# EXCERPTED RECORDS start

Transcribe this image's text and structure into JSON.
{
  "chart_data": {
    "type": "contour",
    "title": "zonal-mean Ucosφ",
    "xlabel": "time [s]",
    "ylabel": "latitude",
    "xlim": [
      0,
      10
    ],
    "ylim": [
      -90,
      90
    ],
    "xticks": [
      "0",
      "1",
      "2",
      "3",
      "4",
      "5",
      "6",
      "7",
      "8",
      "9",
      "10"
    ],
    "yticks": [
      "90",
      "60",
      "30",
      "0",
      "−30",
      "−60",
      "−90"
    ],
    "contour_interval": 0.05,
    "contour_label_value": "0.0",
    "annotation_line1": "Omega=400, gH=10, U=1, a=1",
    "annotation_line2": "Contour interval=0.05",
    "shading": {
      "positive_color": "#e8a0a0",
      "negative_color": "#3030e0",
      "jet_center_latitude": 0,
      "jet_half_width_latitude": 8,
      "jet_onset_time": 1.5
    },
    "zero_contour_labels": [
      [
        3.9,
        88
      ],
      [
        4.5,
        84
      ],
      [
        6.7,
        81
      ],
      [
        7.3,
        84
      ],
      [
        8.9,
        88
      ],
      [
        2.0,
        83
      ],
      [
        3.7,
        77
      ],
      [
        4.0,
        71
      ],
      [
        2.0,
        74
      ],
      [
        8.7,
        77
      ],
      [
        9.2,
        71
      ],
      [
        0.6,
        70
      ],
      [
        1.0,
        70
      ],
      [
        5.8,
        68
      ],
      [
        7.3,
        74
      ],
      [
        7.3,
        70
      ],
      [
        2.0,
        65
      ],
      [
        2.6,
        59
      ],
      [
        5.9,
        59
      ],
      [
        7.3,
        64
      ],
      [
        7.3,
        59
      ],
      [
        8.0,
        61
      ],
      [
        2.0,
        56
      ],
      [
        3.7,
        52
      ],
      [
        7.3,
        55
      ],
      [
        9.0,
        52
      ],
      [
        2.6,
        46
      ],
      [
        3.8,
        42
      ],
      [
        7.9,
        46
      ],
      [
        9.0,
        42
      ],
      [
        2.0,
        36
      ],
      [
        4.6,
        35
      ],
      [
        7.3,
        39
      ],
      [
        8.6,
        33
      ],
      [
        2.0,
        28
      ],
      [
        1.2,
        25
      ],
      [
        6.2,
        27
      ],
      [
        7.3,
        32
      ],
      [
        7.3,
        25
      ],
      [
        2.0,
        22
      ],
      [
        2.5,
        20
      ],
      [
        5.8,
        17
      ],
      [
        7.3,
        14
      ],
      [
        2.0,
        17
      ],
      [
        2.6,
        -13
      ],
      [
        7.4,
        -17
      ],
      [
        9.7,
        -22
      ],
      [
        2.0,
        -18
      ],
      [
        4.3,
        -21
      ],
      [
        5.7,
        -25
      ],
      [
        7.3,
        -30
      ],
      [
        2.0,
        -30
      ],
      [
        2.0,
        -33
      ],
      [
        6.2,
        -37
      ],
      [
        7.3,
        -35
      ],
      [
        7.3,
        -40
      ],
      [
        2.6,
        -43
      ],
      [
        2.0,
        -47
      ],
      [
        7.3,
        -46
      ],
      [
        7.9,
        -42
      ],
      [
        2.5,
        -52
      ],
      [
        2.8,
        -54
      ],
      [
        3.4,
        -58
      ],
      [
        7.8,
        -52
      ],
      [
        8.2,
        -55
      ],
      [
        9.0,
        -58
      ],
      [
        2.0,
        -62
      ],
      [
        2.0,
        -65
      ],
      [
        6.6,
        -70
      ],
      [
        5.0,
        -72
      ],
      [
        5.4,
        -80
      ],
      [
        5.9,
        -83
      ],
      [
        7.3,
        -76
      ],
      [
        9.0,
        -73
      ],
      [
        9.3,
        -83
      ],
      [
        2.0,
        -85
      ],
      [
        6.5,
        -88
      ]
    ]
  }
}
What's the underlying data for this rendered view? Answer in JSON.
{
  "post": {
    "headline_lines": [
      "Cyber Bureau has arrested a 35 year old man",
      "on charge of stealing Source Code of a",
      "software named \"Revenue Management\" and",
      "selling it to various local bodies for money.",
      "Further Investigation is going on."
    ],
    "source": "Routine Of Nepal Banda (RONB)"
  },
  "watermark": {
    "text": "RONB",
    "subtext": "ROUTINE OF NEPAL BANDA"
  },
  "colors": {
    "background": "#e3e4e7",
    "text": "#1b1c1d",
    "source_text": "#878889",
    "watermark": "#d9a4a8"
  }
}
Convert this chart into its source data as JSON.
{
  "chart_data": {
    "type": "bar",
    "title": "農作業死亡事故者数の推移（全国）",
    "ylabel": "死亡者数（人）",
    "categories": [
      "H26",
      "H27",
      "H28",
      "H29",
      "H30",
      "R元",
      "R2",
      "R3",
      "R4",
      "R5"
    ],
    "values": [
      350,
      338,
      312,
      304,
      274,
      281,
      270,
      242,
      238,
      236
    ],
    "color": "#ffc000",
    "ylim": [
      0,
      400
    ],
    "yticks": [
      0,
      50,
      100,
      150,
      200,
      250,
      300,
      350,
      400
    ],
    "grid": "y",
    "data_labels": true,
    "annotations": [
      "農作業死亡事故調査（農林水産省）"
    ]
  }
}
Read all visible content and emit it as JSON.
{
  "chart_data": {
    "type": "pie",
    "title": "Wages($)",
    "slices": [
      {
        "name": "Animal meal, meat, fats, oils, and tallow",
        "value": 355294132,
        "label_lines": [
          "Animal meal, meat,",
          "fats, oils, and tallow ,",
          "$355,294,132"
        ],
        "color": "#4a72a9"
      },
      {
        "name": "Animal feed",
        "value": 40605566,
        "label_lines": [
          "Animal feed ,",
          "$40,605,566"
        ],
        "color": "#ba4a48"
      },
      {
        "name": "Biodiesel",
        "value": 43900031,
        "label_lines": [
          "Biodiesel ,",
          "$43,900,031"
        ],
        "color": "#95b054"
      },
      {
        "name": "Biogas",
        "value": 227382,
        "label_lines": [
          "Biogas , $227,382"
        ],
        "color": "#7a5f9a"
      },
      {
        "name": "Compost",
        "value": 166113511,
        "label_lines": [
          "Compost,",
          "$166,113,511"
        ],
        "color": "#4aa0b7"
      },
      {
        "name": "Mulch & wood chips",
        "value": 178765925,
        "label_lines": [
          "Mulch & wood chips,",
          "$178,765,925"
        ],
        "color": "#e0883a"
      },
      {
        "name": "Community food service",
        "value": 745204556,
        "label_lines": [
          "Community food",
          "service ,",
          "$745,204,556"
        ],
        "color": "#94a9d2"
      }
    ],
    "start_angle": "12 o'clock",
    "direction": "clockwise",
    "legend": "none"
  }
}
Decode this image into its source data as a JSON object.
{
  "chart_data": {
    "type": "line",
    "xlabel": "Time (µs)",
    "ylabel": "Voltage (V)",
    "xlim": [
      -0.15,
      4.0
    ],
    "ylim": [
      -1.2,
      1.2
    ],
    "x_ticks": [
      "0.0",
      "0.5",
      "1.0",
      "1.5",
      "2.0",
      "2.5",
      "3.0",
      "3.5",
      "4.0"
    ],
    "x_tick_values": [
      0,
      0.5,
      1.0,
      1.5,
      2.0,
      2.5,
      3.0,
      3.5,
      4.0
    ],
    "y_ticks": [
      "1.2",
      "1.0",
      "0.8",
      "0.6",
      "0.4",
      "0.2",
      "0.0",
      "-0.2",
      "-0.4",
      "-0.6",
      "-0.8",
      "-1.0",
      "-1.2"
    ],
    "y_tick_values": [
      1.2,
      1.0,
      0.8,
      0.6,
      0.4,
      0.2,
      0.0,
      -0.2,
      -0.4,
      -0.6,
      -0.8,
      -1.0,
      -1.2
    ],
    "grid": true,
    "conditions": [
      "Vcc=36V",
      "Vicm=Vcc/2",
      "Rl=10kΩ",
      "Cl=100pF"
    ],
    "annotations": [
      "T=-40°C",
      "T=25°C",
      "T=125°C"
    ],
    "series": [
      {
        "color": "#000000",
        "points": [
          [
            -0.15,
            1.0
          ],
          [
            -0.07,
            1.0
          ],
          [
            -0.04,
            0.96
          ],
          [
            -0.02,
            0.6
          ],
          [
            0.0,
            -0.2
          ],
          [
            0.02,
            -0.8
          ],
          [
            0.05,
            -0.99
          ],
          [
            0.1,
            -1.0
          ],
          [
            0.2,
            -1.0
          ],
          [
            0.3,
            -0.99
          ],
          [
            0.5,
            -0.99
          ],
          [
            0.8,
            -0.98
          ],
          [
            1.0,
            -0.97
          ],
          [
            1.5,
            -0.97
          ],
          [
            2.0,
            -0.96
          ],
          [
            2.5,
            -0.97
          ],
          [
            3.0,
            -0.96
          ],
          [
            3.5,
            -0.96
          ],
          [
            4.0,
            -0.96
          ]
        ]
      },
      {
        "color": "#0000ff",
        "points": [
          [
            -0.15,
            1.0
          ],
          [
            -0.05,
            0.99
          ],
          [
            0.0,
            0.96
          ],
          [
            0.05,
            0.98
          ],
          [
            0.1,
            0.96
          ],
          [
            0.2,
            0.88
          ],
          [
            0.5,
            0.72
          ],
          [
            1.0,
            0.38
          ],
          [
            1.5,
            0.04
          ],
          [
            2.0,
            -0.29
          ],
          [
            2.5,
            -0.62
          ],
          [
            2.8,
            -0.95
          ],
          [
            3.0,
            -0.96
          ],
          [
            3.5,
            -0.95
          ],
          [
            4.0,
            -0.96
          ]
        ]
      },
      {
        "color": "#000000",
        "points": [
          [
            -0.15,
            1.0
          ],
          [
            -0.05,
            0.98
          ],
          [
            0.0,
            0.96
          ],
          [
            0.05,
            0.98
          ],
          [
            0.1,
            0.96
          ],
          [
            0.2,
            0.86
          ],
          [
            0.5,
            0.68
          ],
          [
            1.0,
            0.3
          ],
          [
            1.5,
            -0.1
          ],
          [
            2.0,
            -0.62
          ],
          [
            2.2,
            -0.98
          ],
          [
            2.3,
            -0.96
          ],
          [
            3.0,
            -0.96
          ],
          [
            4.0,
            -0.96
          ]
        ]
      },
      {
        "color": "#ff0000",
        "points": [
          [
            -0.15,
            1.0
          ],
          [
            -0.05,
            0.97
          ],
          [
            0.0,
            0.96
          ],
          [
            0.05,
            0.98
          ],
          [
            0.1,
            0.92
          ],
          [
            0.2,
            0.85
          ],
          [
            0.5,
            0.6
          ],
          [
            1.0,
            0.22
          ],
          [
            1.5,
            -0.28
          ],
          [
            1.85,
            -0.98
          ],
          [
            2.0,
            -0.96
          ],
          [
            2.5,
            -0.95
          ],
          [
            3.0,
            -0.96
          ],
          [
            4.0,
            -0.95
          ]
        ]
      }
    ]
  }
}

# EXCERPTED RECORDS end

GIVEN INSTRUCTION
Isolate the lines that hold the word "meat" and copy all of them.

TASK ANSWER
        "name": "Animal meal, meat, fats, oils, and tallow",
          "Animal meal, meat,",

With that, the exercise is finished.